Por Vítor Palmela Fidalgo (*)
Quando Lisboa acolhe mais uma edição da Web Summit (de 10 a 13 de novembro), o mundo volta a virar os olhos para a inovação tecnológica. Startups, investidores e criadores preparam-se para apresentar ideias que prometem reinventar tudo: da saúde à mobilidade, da energia à cultura digital.
O impacto da IA é transversal. Inventores, artistas, engenheiros e advogados estão todos a tentar decifrar o novo jogo e as regras ainda estão a ser escritas. Vivemos um momento histórico em que tribunais, legisladores e juristas tateiam, com mais ou menos fé, os contornos desta nova realidade.
Seja como for, convém reter alguns conceitos fundamentais. Antes de mais, a propriedade intelectual, (de que de propriedade é pouco mais do que uma metáfora histórica…) apenas é protegida para satisfazer determinadas necessidades socioeconómicas. A proteção não se justifica por si mesma.
Independentemente da perspetiva filosófica que se adote, seja a da tutela da personalidade, a lockeana ou a utilitarista, a conclusão é sempre a mesma: o ser humano está no centro da proteção conferida pelos direitos de propriedade intelectual (marcas, patentes, designs, direitos de autor, segredos de negócio, entre outros). Quando essa justificação desaparece, a regra é simples e elegante: o bem intelectual permanece no domínio público.
Por isso, se uma obra é gerada por um sistema de IA sem contributo humano criativo, a conclusão lógica é que não deve ser protegida. O “mérito” pode ser da máquina, mas o direito continua a olhar para o ser humano como a fonte da criatividade.
Este ano, por ocasião de uma conferência, desafiei o Midjourney. Pedi-lhe que representasse um dos episódios mais icónicos do Novo Testamento: o batismo de Jesus Cristo no rio Jordão, pelas mãos de João Batista. O resultado? Uma imagem de uma notável qualidade estética. Mas, sejamos honestos: o mérito não foi meu. Infelizmente, o meu talento para as artes visuais sempre foi, para ser simpático, modesto. Limitei-me a escrever o seguinte prompt:
E aqui começa o dilema: será que esta simples frase me torna autor da obra? Diria que não. O prompt é demasiado elementar para revelar qualquer “toque” de originalidade pessoal. A criatividade está toda do lado da máquina, ou melhor, do conjunto de milhões de imagens que alimentaram o seu treino.
Ainda assim, os tempos estão a mudar. Recentemente, um tribunal chinês surpreendeu a comunidade jurídica ao reconhecer a autoria de uma imagem gerada por inteligência artificial com base na complexidade e especificidade do prompt utilizado. Esta decisão reabre um debate central para o futuro do direito de autor: onde termina a intervenção humana e onde começa a “criatividade” algorítmica?

### [SECÇÃO DE DADOS]
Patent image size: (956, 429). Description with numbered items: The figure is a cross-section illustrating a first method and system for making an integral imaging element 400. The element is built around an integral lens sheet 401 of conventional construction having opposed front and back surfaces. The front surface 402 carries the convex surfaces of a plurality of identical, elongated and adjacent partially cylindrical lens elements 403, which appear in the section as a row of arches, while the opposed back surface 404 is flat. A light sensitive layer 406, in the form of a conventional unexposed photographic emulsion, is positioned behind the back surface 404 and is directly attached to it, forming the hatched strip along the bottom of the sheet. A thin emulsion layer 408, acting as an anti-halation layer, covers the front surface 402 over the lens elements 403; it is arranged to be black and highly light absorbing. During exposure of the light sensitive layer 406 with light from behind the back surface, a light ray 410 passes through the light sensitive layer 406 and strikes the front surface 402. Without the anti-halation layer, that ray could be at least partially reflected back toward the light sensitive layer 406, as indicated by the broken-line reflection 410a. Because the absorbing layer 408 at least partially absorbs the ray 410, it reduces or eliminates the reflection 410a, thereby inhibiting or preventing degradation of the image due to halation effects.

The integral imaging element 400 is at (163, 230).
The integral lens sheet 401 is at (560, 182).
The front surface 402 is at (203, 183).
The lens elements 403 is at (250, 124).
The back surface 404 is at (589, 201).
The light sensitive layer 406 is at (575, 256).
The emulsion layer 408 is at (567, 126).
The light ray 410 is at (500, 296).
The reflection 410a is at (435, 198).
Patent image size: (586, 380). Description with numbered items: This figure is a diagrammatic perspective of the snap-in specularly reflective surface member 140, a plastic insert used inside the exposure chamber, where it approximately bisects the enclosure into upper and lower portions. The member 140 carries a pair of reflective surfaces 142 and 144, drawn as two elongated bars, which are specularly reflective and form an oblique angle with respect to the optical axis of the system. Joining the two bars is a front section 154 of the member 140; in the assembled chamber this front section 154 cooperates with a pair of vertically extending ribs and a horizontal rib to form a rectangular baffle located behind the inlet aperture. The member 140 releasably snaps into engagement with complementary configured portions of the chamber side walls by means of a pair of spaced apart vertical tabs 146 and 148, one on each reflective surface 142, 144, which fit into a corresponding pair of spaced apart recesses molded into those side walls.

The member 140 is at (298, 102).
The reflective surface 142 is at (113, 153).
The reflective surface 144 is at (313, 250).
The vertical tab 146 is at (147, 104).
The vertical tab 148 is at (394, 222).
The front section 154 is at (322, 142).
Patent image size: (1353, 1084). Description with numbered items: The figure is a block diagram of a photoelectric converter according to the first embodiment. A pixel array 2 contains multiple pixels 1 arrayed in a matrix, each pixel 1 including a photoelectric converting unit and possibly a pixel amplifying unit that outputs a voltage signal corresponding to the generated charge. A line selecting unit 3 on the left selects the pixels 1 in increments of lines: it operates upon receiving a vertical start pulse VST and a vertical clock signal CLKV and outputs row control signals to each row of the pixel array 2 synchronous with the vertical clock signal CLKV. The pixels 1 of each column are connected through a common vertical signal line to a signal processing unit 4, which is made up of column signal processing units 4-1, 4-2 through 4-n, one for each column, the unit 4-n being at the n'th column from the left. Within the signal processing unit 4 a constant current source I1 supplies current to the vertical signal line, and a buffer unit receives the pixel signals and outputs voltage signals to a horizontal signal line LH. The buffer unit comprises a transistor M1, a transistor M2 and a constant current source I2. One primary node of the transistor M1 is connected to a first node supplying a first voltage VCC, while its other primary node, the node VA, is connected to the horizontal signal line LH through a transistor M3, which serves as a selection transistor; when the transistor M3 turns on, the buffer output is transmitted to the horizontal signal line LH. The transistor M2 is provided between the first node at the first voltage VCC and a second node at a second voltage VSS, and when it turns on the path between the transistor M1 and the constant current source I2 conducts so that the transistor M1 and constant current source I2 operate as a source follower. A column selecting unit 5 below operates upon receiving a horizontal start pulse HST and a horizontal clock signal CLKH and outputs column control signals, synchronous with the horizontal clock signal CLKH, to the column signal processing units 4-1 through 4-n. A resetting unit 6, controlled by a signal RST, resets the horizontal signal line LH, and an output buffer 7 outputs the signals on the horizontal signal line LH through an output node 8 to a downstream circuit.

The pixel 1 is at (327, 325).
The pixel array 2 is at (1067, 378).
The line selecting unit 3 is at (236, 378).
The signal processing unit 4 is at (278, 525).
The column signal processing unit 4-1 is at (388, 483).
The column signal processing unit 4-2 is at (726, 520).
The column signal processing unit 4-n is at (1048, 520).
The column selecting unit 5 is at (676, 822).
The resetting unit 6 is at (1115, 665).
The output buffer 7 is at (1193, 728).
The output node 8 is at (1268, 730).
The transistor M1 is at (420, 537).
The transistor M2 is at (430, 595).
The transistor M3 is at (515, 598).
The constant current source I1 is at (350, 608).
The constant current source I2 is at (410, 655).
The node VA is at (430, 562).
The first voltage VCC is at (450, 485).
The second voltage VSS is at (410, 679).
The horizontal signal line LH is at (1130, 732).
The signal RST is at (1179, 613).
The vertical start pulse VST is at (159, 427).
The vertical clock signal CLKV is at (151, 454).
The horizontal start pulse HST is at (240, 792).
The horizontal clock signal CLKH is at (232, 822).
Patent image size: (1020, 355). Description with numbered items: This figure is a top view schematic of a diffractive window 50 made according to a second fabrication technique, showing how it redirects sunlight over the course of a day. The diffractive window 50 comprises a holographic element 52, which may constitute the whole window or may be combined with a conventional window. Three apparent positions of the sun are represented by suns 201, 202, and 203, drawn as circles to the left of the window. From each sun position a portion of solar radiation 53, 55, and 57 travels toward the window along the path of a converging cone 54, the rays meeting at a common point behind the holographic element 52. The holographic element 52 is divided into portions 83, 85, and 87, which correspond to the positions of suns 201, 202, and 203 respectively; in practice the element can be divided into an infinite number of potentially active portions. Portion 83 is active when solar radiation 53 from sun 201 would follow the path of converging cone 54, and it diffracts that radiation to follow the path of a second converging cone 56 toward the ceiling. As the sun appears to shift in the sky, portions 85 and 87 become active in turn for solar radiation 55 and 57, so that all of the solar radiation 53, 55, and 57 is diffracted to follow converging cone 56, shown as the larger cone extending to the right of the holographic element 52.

### [COMPLETE O SEGUINTE]
1. Com base no texto sobre IA e propriedade intelectual, responda:
(a) Em que datas decorre a Web Summit em Lisboa?
(b) Que perspetivas filosóficas são indicadas?
(c) Que episódio do Novo Testamento foi pedido ao Midjourney?
2. Por favor, edite o texto sobre IA e propriedade intelectual: reescreva o trecho desde "Independentemente da perspetiva" até "fonte da criatividade.", inclusive, trocando "domínio público" por "domínio comum".
Responda apenas com base no texto sobre IA e propriedade intelectual, sem recorrer à listagem.

### [RESPOSTAS ESPERADAS]
1.
(a) De 10 a 13 de novembro.
(b) A da tutela da personalidade, a lockeana e a utilitarista.
(c) O batismo de Jesus Cristo no rio Jordão, pelas mãos de João Batista.

2.
Independentemente da perspetiva filosófica que se adote, seja a da tutela da personalidade, a lockeana ou a utilitarista, a conclusão é sempre a mesma: o ser humano está no centro da proteção conferida pelos direitos de propriedade intelectual (marcas, patentes, designs, direitos de autor, segredos de negócio, entre outros). Quando essa justificação desaparece, a regra é simples e elegante: o bem intelectual permanece no domínio comum.
Por isso, se uma obra é gerada por um sistema de IA sem contributo humano criativo, a conclusão lógica é que não deve ser protegida. O “mérito” pode ser da máquina, mas o direito continua a olhar para o ser humano como a fonte da criatividade.